Aim of the task:
Go through the listing and copy each line with the string "JSON".

** Begin Material provided **

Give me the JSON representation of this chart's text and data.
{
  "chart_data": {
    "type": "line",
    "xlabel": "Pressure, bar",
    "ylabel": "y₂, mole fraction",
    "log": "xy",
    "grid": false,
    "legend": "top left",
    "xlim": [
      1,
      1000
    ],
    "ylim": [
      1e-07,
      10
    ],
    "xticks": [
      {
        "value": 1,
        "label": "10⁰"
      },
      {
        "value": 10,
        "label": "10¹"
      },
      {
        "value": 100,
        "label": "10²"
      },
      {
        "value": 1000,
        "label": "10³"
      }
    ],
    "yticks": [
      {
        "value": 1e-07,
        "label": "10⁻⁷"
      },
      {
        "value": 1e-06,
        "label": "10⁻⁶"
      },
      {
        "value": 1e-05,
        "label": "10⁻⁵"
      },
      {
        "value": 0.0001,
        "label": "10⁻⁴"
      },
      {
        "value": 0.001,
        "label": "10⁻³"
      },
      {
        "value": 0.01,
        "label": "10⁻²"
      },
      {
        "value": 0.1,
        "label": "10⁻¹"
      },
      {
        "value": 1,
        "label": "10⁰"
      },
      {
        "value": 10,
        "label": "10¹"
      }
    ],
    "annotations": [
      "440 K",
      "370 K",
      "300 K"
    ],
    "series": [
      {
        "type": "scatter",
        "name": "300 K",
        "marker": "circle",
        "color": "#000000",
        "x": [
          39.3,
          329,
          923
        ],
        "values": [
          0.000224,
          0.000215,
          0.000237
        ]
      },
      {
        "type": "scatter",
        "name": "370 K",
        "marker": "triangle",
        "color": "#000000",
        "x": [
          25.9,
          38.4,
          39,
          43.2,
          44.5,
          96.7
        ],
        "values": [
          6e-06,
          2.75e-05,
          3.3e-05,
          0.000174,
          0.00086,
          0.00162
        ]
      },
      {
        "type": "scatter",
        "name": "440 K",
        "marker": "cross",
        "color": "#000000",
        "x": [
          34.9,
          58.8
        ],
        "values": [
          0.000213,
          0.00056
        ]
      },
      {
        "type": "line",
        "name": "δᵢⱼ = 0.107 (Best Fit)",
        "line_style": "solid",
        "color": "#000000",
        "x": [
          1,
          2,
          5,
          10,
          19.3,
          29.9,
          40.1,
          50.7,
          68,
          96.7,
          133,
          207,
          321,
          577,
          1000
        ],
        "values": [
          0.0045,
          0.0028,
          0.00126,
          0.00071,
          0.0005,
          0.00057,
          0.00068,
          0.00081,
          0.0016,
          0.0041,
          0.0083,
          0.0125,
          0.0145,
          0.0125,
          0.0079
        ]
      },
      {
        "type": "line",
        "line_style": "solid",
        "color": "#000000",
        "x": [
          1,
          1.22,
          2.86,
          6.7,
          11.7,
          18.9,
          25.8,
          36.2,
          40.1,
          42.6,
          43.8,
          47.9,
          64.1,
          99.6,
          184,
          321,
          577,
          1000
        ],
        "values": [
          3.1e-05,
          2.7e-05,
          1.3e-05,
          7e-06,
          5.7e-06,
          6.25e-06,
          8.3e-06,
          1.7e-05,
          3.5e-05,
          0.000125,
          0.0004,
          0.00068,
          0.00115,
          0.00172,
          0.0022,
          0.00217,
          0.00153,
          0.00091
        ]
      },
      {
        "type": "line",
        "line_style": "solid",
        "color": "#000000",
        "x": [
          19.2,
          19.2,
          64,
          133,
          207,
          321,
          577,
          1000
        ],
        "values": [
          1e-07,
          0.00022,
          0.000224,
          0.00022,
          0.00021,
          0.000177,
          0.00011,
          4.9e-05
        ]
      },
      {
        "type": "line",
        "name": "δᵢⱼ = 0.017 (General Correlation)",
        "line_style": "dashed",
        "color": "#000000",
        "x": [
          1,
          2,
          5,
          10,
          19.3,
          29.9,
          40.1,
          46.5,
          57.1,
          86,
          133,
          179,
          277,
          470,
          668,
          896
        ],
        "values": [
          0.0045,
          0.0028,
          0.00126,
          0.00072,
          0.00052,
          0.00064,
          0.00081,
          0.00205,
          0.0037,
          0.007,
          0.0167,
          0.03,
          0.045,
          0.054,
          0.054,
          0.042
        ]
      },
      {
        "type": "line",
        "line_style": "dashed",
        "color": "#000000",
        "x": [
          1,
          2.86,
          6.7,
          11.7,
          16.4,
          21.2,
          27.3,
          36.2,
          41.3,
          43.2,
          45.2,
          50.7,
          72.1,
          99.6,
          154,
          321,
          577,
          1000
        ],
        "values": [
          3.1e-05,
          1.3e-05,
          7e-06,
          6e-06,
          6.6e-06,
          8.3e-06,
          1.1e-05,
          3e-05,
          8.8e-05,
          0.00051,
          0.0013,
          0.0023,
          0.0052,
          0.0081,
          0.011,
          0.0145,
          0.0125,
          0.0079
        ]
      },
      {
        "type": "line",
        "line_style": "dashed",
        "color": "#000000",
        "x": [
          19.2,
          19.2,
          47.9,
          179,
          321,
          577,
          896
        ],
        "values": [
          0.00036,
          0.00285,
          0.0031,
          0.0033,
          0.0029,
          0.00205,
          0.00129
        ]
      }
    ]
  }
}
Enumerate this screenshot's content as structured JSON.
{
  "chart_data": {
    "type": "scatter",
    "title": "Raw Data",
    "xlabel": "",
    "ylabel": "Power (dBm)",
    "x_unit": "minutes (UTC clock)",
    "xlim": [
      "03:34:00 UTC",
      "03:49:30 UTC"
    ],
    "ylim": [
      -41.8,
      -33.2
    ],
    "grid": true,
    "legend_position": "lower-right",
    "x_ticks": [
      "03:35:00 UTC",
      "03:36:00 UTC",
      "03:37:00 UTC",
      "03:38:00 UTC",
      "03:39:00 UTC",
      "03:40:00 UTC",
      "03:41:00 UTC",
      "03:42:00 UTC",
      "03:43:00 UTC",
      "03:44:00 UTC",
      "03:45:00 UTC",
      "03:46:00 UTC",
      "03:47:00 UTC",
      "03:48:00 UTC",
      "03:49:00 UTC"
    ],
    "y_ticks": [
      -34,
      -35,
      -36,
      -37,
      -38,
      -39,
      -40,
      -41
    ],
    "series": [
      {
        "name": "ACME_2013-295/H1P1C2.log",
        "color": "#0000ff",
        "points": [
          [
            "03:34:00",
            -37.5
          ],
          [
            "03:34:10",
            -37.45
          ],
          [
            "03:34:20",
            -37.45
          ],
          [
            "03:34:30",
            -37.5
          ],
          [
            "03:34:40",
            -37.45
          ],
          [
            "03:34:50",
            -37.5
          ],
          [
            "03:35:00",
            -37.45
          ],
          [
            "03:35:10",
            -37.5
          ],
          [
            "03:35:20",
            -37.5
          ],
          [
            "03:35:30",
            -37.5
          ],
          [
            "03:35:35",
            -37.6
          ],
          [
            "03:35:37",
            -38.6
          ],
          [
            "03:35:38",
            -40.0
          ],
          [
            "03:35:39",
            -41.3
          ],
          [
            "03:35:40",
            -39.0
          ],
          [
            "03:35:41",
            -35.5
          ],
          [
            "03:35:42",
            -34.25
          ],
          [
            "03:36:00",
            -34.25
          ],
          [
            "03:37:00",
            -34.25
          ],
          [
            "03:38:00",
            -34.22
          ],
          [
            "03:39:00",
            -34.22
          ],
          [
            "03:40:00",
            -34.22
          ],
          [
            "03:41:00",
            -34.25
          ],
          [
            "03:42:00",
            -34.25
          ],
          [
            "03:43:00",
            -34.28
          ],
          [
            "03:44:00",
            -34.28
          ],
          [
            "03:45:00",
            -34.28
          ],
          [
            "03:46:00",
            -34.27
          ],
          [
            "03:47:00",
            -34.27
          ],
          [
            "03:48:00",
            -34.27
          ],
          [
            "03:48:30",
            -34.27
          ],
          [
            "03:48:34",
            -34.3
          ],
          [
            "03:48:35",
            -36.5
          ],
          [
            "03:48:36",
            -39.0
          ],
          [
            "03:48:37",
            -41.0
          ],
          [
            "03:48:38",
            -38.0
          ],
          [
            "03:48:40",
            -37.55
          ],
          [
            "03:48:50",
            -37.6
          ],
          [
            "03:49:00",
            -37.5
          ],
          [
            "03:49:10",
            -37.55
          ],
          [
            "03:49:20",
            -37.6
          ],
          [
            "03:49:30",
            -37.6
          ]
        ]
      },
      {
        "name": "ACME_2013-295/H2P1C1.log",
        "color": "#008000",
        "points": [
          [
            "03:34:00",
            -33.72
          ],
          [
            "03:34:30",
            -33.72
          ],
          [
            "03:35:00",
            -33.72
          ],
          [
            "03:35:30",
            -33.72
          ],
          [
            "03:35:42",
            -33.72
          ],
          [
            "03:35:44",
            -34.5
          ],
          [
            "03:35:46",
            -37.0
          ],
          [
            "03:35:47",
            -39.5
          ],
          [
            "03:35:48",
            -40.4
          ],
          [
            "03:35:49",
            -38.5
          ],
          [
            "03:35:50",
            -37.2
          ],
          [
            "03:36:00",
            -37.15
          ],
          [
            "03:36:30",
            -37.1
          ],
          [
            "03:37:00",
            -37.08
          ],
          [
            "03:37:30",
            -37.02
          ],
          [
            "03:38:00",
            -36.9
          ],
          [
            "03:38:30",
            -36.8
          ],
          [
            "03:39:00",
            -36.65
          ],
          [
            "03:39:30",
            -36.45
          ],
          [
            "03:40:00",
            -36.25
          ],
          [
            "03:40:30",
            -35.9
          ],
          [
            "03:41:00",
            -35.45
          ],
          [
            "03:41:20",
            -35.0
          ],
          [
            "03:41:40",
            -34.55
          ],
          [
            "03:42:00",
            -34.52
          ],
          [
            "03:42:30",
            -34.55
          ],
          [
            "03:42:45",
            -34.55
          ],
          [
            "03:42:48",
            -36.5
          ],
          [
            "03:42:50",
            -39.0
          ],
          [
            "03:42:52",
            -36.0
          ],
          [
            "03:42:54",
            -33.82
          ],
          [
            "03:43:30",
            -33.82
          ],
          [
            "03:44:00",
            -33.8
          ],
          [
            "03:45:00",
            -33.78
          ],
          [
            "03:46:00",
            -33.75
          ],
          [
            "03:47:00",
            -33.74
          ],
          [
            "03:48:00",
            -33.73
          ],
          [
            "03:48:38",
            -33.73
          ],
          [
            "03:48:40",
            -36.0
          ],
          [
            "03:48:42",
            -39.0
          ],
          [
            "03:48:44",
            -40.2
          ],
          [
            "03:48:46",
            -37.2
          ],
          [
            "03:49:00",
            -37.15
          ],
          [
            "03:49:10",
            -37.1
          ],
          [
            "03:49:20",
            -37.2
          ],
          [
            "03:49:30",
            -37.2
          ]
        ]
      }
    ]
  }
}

** End Material provided **

Task output:
Give me the JSON representation of this chart's text and data.
Enumerate this screenshot's content as structured JSON.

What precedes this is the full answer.